Instructions to follow – The material below should be written out in full and exactly; pictures stay out of the copy.

**** Working data

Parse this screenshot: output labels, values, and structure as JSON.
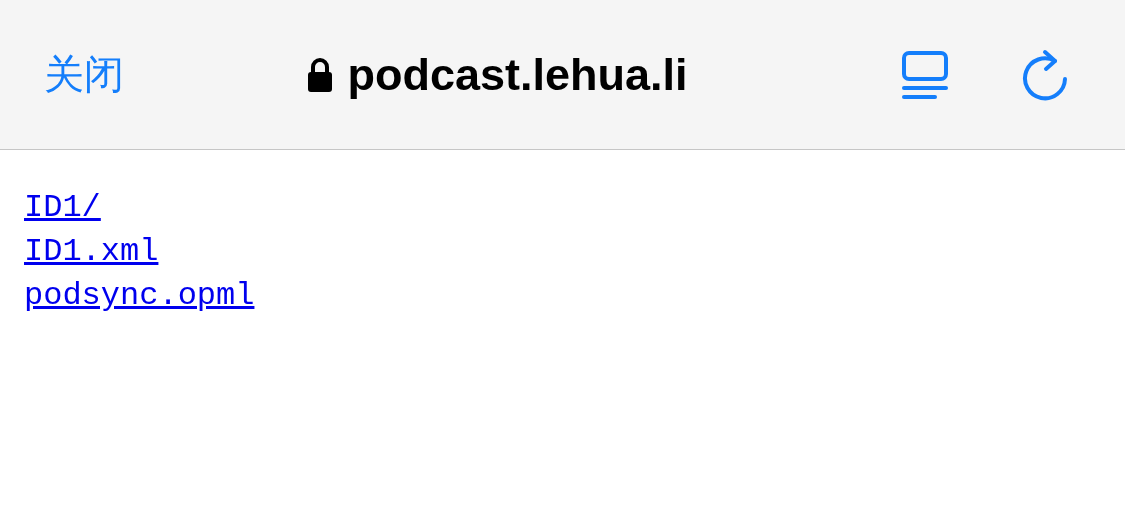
{
  "header": {
    "close_label": "关闭",
    "url": "podcast.lehua.li",
    "secure": true
  },
  "links": [
    {
      "label": "ID1/"
    },
    {
      "label": "ID1.xml"
    },
    {
      "label": "podsync.opml"
    }
  ]
}
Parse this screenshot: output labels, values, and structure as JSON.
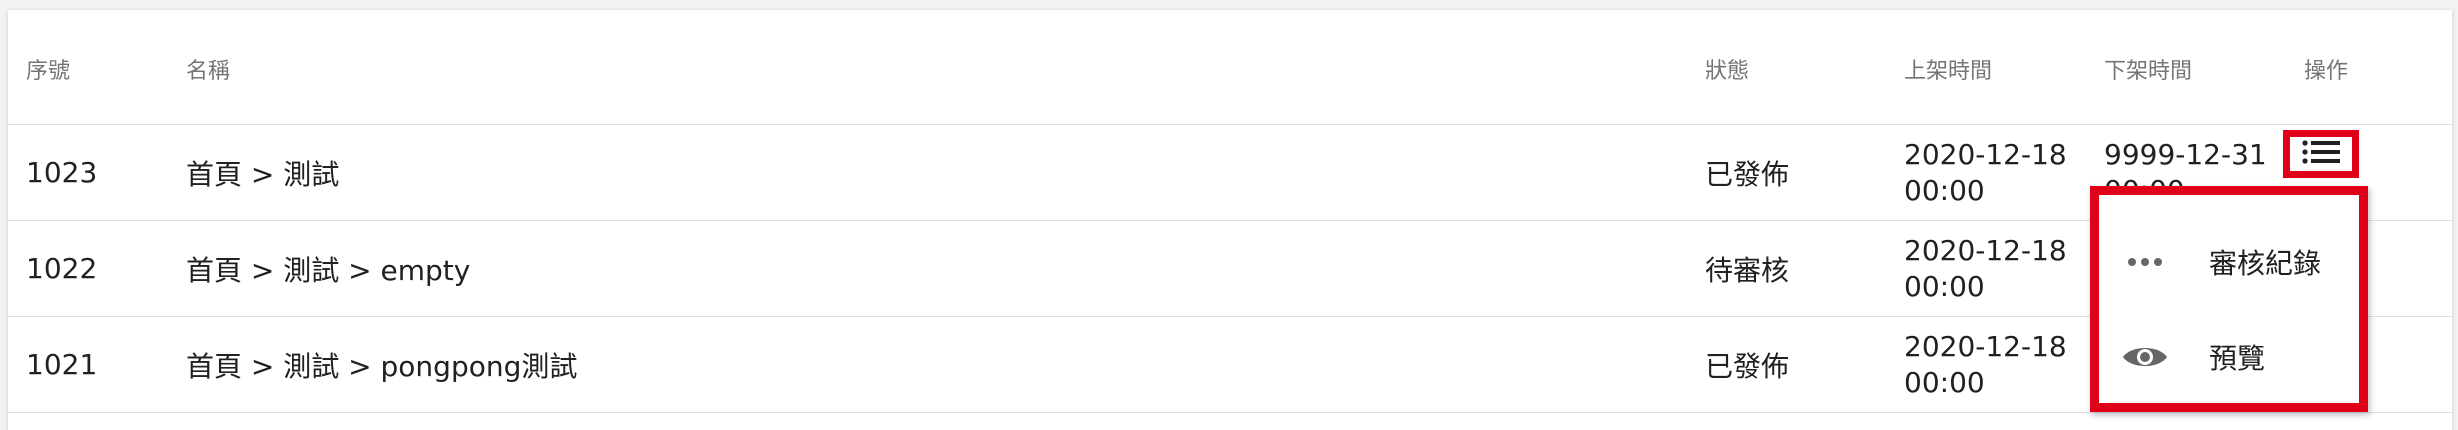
{
  "table": {
    "headers": {
      "id": "序號",
      "name": "名稱",
      "status": "狀態",
      "start": "上架時間",
      "end": "下架時間",
      "ops": "操作"
    },
    "rows": [
      {
        "id": "1023",
        "name": "首頁 > 測試",
        "status": "已發佈",
        "start_date": "2020-12-18",
        "start_time": "00:00",
        "end_date": "9999-12-31",
        "end_time": "00:00"
      },
      {
        "id": "1022",
        "name": "首頁 > 測試 > empty",
        "status": "待審核",
        "start_date": "2020-12-18",
        "start_time": "00:00",
        "end_date": "",
        "end_time": ""
      },
      {
        "id": "1021",
        "name": "首頁 > 測試 > pongpong測試",
        "status": "已發佈",
        "start_date": "2020-12-18",
        "start_time": "00:00",
        "end_date": "",
        "end_time": ""
      }
    ]
  },
  "menu": {
    "trigger_icon": "list-icon",
    "items": [
      {
        "label": "審核紀錄",
        "icon": "more-horiz-icon"
      },
      {
        "label": "預覽",
        "icon": "eye-icon"
      }
    ]
  },
  "colors": {
    "highlight": "#e0001a",
    "header_text": "#757575",
    "body_text": "#212121",
    "icon": "#666666"
  }
}
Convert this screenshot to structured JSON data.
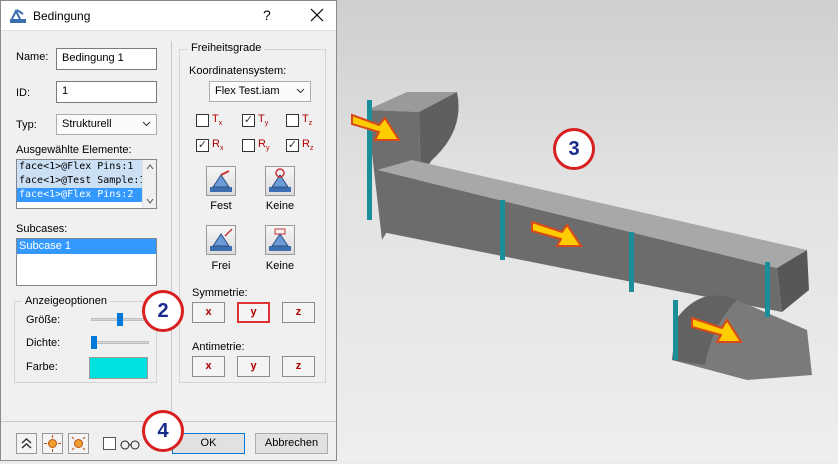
{
  "dialog": {
    "title": "Bedingung",
    "help": "?",
    "name_label": "Name:",
    "name_value": "Bedingung 1",
    "id_label": "ID:",
    "id_value": "1",
    "typ_label": "Typ:",
    "typ_value": "Strukturell",
    "selected_label": "Ausgewählte Elemente:",
    "selected_items": [
      "face<1>@Flex Pins:1",
      "face<1>@Test Sample:1",
      "face<1>@Flex Pins:2"
    ],
    "subcases_label": "Subcases:",
    "subcases": [
      "Subcase 1"
    ],
    "display": {
      "title": "Anzeigeoptionen",
      "size_label": "Größe:",
      "density_label": "Dichte:",
      "color_label": "Farbe:",
      "color": "#00e0e0"
    },
    "dof": {
      "title": "Freiheitsgrade",
      "coord_label": "Koordinatensystem:",
      "coord_value": "Flex Test.iam",
      "checks": [
        {
          "base": "T",
          "sub": "x",
          "checked": false
        },
        {
          "base": "T",
          "sub": "y",
          "checked": true
        },
        {
          "base": "T",
          "sub": "z",
          "checked": false
        },
        {
          "base": "R",
          "sub": "x",
          "checked": true
        },
        {
          "base": "R",
          "sub": "y",
          "checked": false
        },
        {
          "base": "R",
          "sub": "z",
          "checked": true
        }
      ],
      "fixed_label": "Fest",
      "none_label_1": "Keine",
      "free_label": "Frei",
      "none_label_2": "Keine",
      "symmetry_label": "Symmetrie:",
      "antisymmetry_label": "Antimetrie:",
      "axes": [
        "x",
        "y",
        "z"
      ]
    },
    "ok": "OK",
    "cancel": "Abbrechen"
  },
  "callouts": [
    "2",
    "3",
    "4"
  ]
}
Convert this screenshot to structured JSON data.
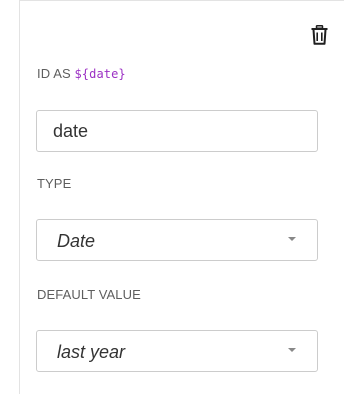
{
  "variable_editor": {
    "delete_icon": "trash-icon",
    "id_label_prefix": "ID AS",
    "id_label_code": "${date}",
    "id_value": "date",
    "type_label": "TYPE",
    "type_value": "Date",
    "default_label": "DEFAULT VALUE",
    "default_value": "last year",
    "colors": {
      "code": "#9b30c4",
      "label": "#5e5e5e",
      "text": "#333333",
      "border": "#cccccc"
    }
  }
}
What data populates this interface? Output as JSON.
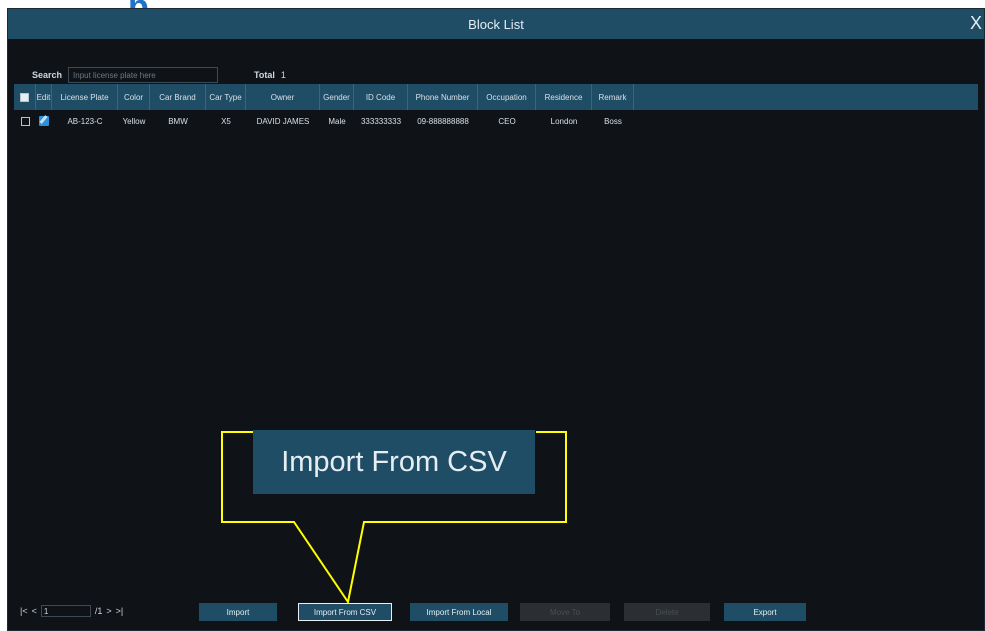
{
  "header_fragment": "p",
  "window": {
    "title": "Block List",
    "close_label": "X"
  },
  "search": {
    "label": "Search",
    "placeholder": "Input license plate here",
    "total_label": "Total",
    "total_value": "1"
  },
  "table": {
    "columns": [
      "Edit",
      "License Plate",
      "Color",
      "Car Brand",
      "Car Type",
      "Owner",
      "Gender",
      "ID Code",
      "Phone Number",
      "Occupation",
      "Residence",
      "Remark"
    ],
    "rows": [
      {
        "license_plate": "AB-123-C",
        "color": "Yellow",
        "car_brand": "BMW",
        "car_type": "X5",
        "owner": "DAVID JAMES",
        "gender": "Male",
        "id_code": "333333333",
        "phone": "09-888888888",
        "occupation": "CEO",
        "residence": "London",
        "remark": "Boss"
      }
    ]
  },
  "callout": {
    "text": "Import From CSV"
  },
  "colors": {
    "accent": "#1f4d66",
    "callout_outline": "#ffff00",
    "heading_blue": "#1e73c8"
  },
  "pagination": {
    "first_icon": "|<",
    "prev_icon": "<",
    "current_page": "1",
    "total_pages": "/1",
    "next_icon": ">",
    "last_icon": ">|"
  },
  "buttons": {
    "import": "Import",
    "import_csv": "Import From CSV",
    "import_local": "Import From Local",
    "move_to": "Move To",
    "delete": "Delete",
    "export": "Export"
  }
}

********

Answer to this exercise –
Parse this screenshot: output labels, values, and structure as JSON.
{
  "header": {
    "close_label": "关闭",
    "url": "podcast.lehua.li",
    "secure": true
  },
  "links": [
    {
      "label": "ID1/"
    },
    {
      "label": "ID1.xml"
    },
    {
      "label": "podsync.opml"
    }
  ]
}
Parse this screenshot: output labels, values, and structure as JSON.
{
  "table": {
    "headers": {
      "id": "序號",
      "name": "名稱",
      "status": "狀態",
      "start": "上架時間",
      "end": "下架時間",
      "ops": "操作"
    },
    "rows": [
      {
        "id": "1023",
        "name": "首頁 > 測試",
        "status": "已發佈",
        "start_date": "2020-12-18",
        "start_time": "00:00",
        "end_date": "9999-12-31",
        "end_time": "00:00"
      },
      {
        "id": "1022",
        "name": "首頁 > 測試 > empty",
        "status": "待審核",
        "start_date": "2020-12-18",
        "start_time": "00:00",
        "end_date": "",
        "end_time": ""
      },
      {
        "id": "1021",
        "name": "首頁 > 測試 > pongpong測試",
        "status": "已發佈",
        "start_date": "2020-12-18",
        "start_time": "00:00",
        "end_date": "",
        "end_time": ""
      }
    ]
  },
  "menu": {
    "trigger_icon": "list-icon",
    "items": [
      {
        "label": "審核紀錄",
        "icon": "more-horiz-icon"
      },
      {
        "label": "預覽",
        "icon": "eye-icon"
      }
    ]
  },
  "colors": {
    "highlight": "#e0001a",
    "header_text": "#757575",
    "body_text": "#212121",
    "icon": "#666666"
  }
}
Convert this screenshot to structured JSON data.
{
  "dialog": {
    "title": "Bedingung",
    "help": "?",
    "name_label": "Name:",
    "name_value": "Bedingung 1",
    "id_label": "ID:",
    "id_value": "1",
    "typ_label": "Typ:",
    "typ_value": "Strukturell",
    "selected_label": "Ausgewählte Elemente:",
    "selected_items": [
      "face<1>@Flex Pins:1",
      "face<1>@Test Sample:1",
      "face<1>@Flex Pins:2"
    ],
    "subcases_label": "Subcases:",
    "subcases": [
      "Subcase 1"
    ],
    "display": {
      "title": "Anzeigeoptionen",
      "size_label": "Größe:",
      "density_label": "Dichte:",
      "color_label": "Farbe:",
      "color": "#00e0e0"
    },
    "dof": {
      "title": "Freiheitsgrade",
      "coord_label": "Koordinatensystem:",
      "coord_value": "Flex Test.iam",
      "checks": [
        {
          "base": "T",
          "sub": "x",
          "checked": false
        },
        {
          "base": "T",
          "sub": "y",
          "checked": true
        },
        {
          "base": "T",
          "sub": "z",
          "checked": false
        },
        {
          "base": "R",
          "sub": "x",
          "checked": true
        },
        {
          "base": "R",
          "sub": "y",
          "checked": false
        },
        {
          "base": "R",
          "sub": "z",
          "checked": true
        }
      ],
      "fixed_label": "Fest",
      "none_label_1": "Keine",
      "free_label": "Frei",
      "none_label_2": "Keine",
      "symmetry_label": "Symmetrie:",
      "antisymmetry_label": "Antimetrie:",
      "axes": [
        "x",
        "y",
        "z"
      ]
    },
    "ok": "OK",
    "cancel": "Abbrechen"
  },
  "callouts": [
    "2",
    "3",
    "4"
  ]
}
Convert this screenshot to structured JSON data.
{
  "variable_editor": {
    "delete_icon": "trash-icon",
    "id_label_prefix": "ID AS",
    "id_label_code": "${date}",
    "id_value": "date",
    "type_label": "TYPE",
    "type_value": "Date",
    "default_label": "DEFAULT VALUE",
    "default_value": "last year",
    "colors": {
      "code": "#9b30c4",
      "label": "#5e5e5e",
      "text": "#333333",
      "border": "#cccccc"
    }
  }
}
What data populates this interface? Output as JSON.
{
  "header_fragment": "p",
  "window": {
    "title": "Block List",
    "close_label": "X"
  },
  "search": {
    "label": "Search",
    "placeholder": "Input license plate here",
    "total_label": "Total",
    "total_value": "1"
  },
  "table": {
    "columns": [
      "Edit",
      "License Plate",
      "Color",
      "Car Brand",
      "Car Type",
      "Owner",
      "Gender",
      "ID Code",
      "Phone Number",
      "Occupation",
      "Residence",
      "Remark"
    ],
    "rows": [
      {
        "license_plate": "AB-123-C",
        "color": "Yellow",
        "car_brand": "BMW",
        "car_type": "X5",
        "owner": "DAVID JAMES",
        "gender": "Male",
        "id_code": "333333333",
        "phone": "09-888888888",
        "occupation": "CEO",
        "residence": "London",
        "remark": "Boss"
      }
    ]
  },
  "callout": {
    "text": "Import From CSV"
  },
  "colors": {
    "accent": "#1f4d66",
    "callout_outline": "#ffff00",
    "heading_blue": "#1e73c8"
  },
  "pagination": {
    "first_icon": "|<",
    "prev_icon": "<",
    "current_page": "1",
    "total_pages": "/1",
    "next_icon": ">",
    "last_icon": ">|"
  },
  "buttons": {
    "import": "Import",
    "import_csv": "Import From CSV",
    "import_local": "Import From Local",
    "move_to": "Move To",
    "delete": "Delete",
    "export": "Export"
  }
}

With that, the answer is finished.